Aim of the task ▸
Pull out each line of the records below that contains the string "Model".

(Listings of element regions)
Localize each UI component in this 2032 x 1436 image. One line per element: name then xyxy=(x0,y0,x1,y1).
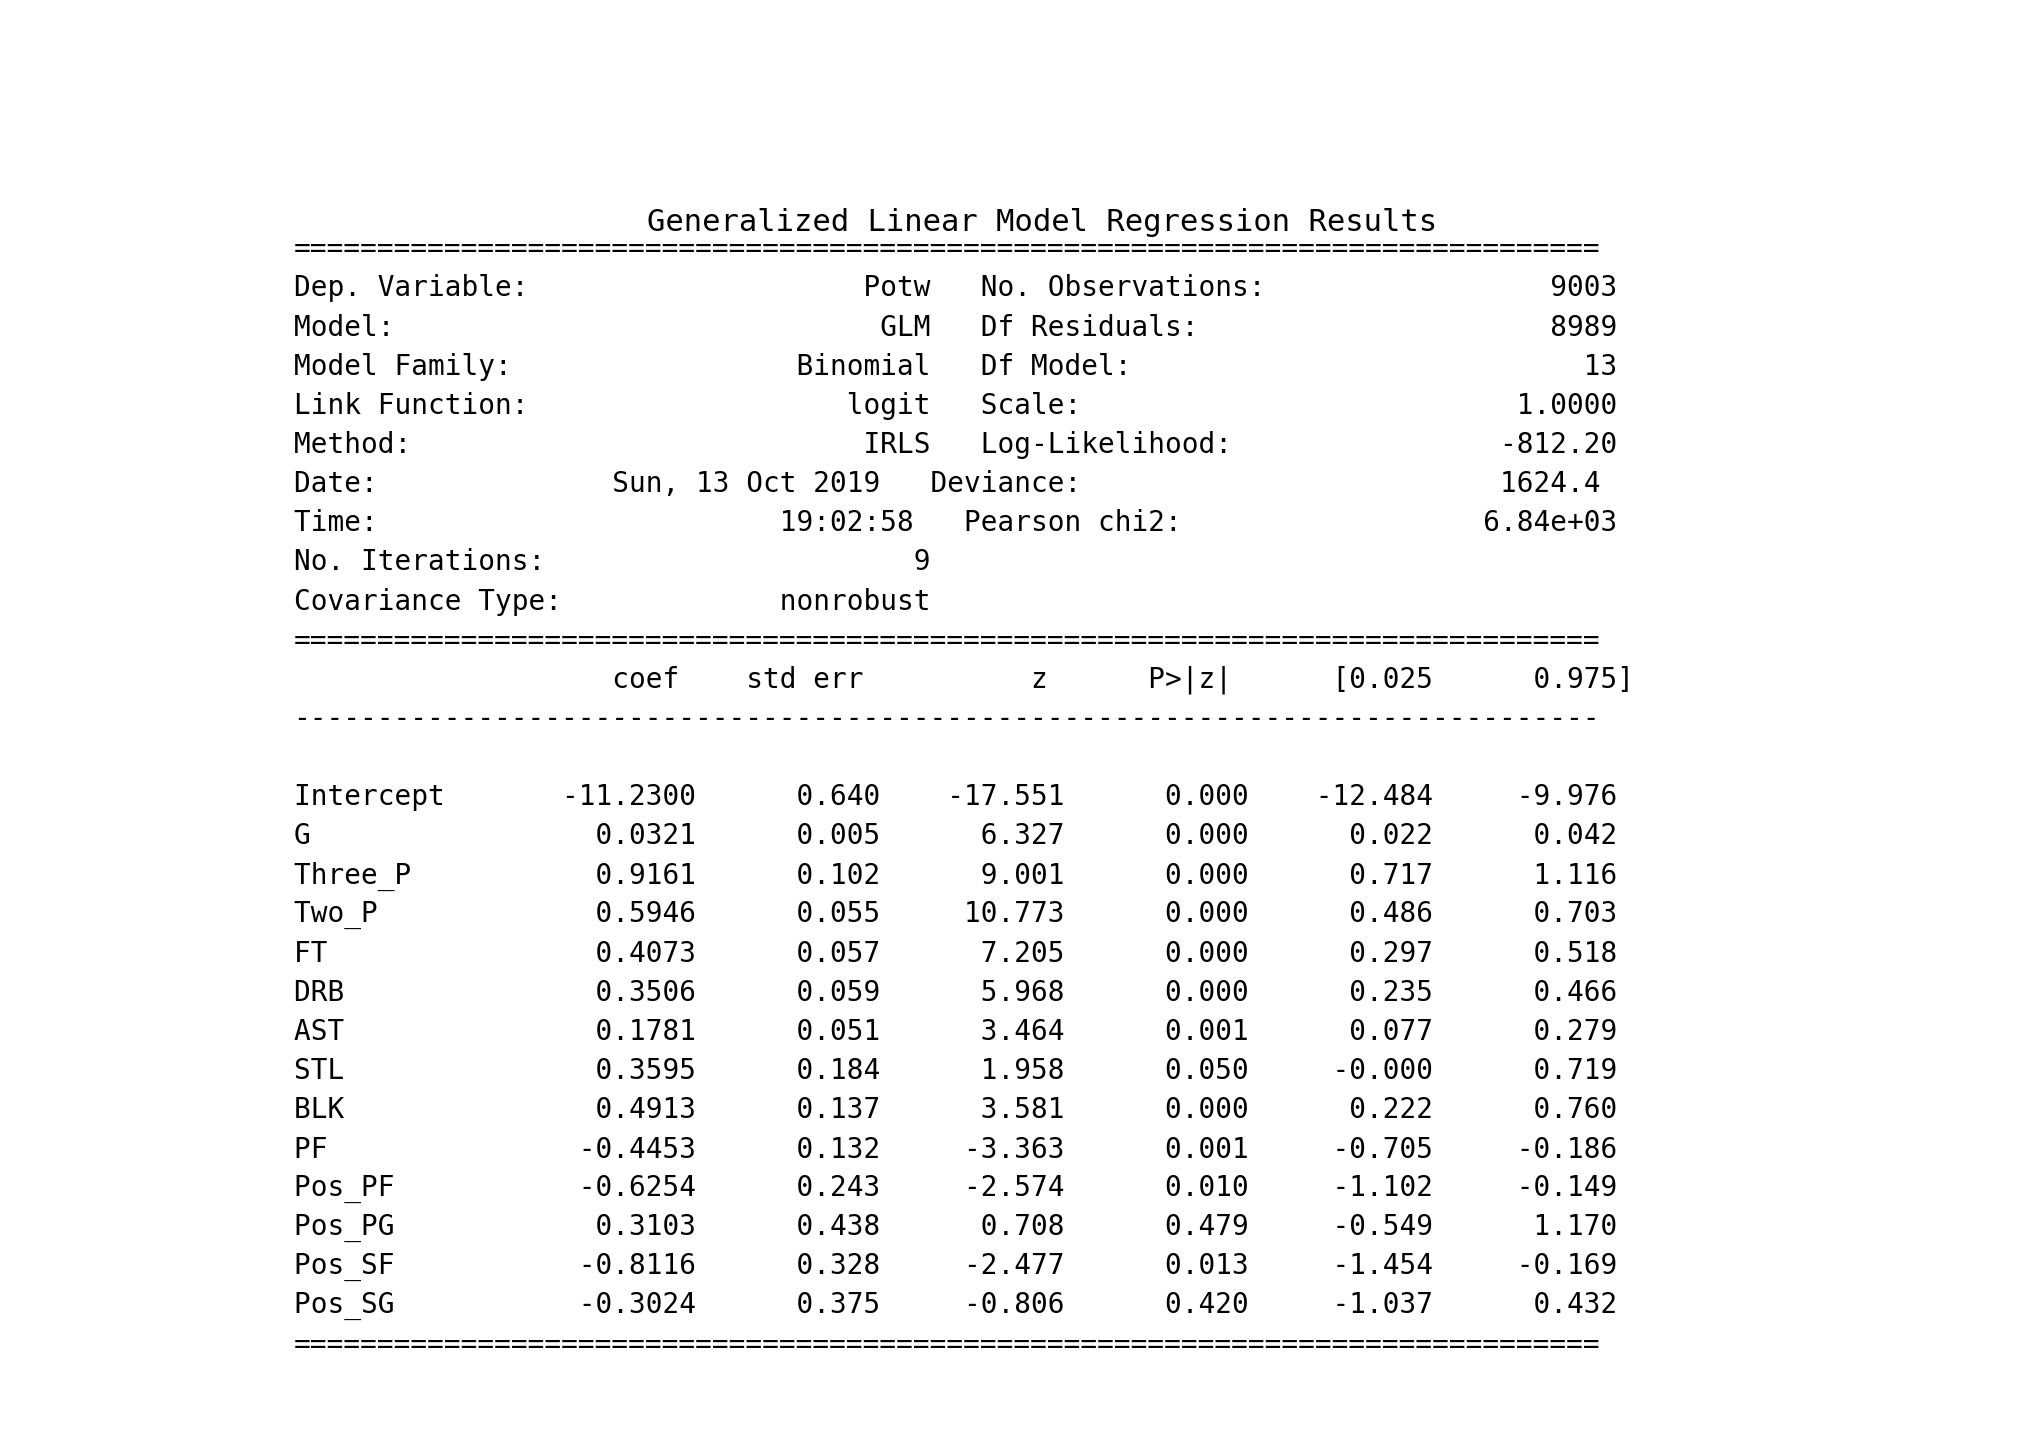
Text: PF               -0.4453      0.132     -3.363      0.001     -0.705     -0.186: PF -0.4453 0.132 -3.363 0.001 -0.705 -0.… xyxy=(293,1136,1615,1163)
Text: AST               0.1781      0.051      3.464      0.001      0.077      0.279: AST 0.1781 0.051 3.464 0.001 0.077 0.279 xyxy=(293,1018,1615,1047)
Text: Covariance Type:             nonrobust: Covariance Type: nonrobust xyxy=(293,587,929,616)
Text: Intercept       -11.2300      0.640    -17.551      0.000    -12.484     -9.976: Intercept -11.2300 0.640 -17.551 0.000 -… xyxy=(293,784,1615,811)
Text: Time:                        19:02:58   Pearson chi2:                  6.84e+03: Time: 19:02:58 Pearson chi2: 6.84e+03 xyxy=(293,510,1615,537)
Text: Pos_SF           -0.8116      0.328     -2.477      0.013     -1.454     -0.169: Pos_SF -0.8116 0.328 -2.477 0.013 -1.454… xyxy=(293,1254,1615,1281)
Text: Pos_PF           -0.6254      0.243     -2.574      0.010     -1.102     -0.149: Pos_PF -0.6254 0.243 -2.574 0.010 -1.102… xyxy=(293,1175,1615,1203)
Text: ------------------------------------------------------------------------------: ----------------------------------------… xyxy=(293,705,1599,732)
Text: DRB               0.3506      0.059      5.968      0.000      0.235      0.466: DRB 0.3506 0.059 5.968 0.000 0.235 0.466 xyxy=(293,979,1615,1007)
Text: Link Function:                   logit   Scale:                          1.0000: Link Function: logit Scale: 1.0000 xyxy=(293,392,1615,419)
Text: Pos_SG           -0.3024      0.375     -0.806      0.420     -1.037      0.432: Pos_SG -0.3024 0.375 -0.806 0.420 -1.037… xyxy=(293,1292,1615,1320)
Text: BLK               0.4913      0.137      3.581      0.000      0.222      0.760: BLK 0.4913 0.137 3.581 0.000 0.222 0.760 xyxy=(293,1097,1615,1124)
Text: Model Family:                 Binomial   Df Model:                           13: Model Family: Binomial Df Model: 13 xyxy=(293,353,1615,381)
Text: Dep. Variable:                    Potw   No. Observations:                 9003: Dep. Variable: Potw No. Observations: 90… xyxy=(293,274,1615,303)
Text: ==============================================================================: ========================================… xyxy=(293,626,1599,655)
Text: Generalized Linear Model Regression Results: Generalized Linear Model Regression Resu… xyxy=(646,208,1437,237)
Text: G                 0.0321      0.005      6.327      0.000      0.022      0.042: G 0.0321 0.005 6.327 0.000 0.022 0.042 xyxy=(293,823,1615,850)
Text: Date:              Sun, 13 Oct 2019   Deviance:                         1624.4: Date: Sun, 13 Oct 2019 Deviance: 1624.4 xyxy=(293,470,1599,498)
Text: coef    std err          z      P>|z|      [0.025      0.975]: coef std err z P>|z| [0.025 0.975] xyxy=(293,666,1632,695)
Text: ==============================================================================: ========================================… xyxy=(293,1331,1599,1360)
Text: Method:                           IRLS   Log-Likelihood:                -812.20: Method: IRLS Log-Likelihood: -812.20 xyxy=(293,431,1615,460)
Text: Three_P           0.9161      0.102      9.001      0.000      0.717      1.116: Three_P 0.9161 0.102 9.001 0.000 0.717 1… xyxy=(293,862,1615,890)
Text: No. Iterations:                      9: No. Iterations: 9 xyxy=(293,549,929,576)
Text: STL               0.3595      0.184      1.958      0.050     -0.000      0.719: STL 0.3595 0.184 1.958 0.050 -0.000 0.71… xyxy=(293,1057,1615,1086)
Text: Two_P             0.5946      0.055     10.773      0.000      0.486      0.703: Two_P 0.5946 0.055 10.773 0.000 0.486 0.… xyxy=(293,900,1615,929)
Text: ==============================================================================: ========================================… xyxy=(293,236,1599,263)
Text: Pos_PG            0.3103      0.438      0.708      0.479     -0.549      1.170: Pos_PG 0.3103 0.438 0.708 0.479 -0.549 1… xyxy=(293,1213,1615,1242)
Text: Model:                             GLM   Df Residuals:                     8989: Model: GLM Df Residuals: 8989 xyxy=(293,313,1615,342)
Text: FT                0.4073      0.057      7.205      0.000      0.297      0.518: FT 0.4073 0.057 7.205 0.000 0.297 0.518 xyxy=(293,941,1615,968)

Answer to the task ▸
Text: Model Family:                 Binomial   Df Model:                           13: Model Family: Binomial Df Model: 13 xyxy=(293,353,1615,381)
Text: Generalized Linear Model Regression Results: Generalized Linear Model Regression Resu… xyxy=(646,208,1437,237)
Text: Model:                             GLM   Df Residuals:                     8989: Model: GLM Df Residuals: 8989 xyxy=(293,313,1615,342)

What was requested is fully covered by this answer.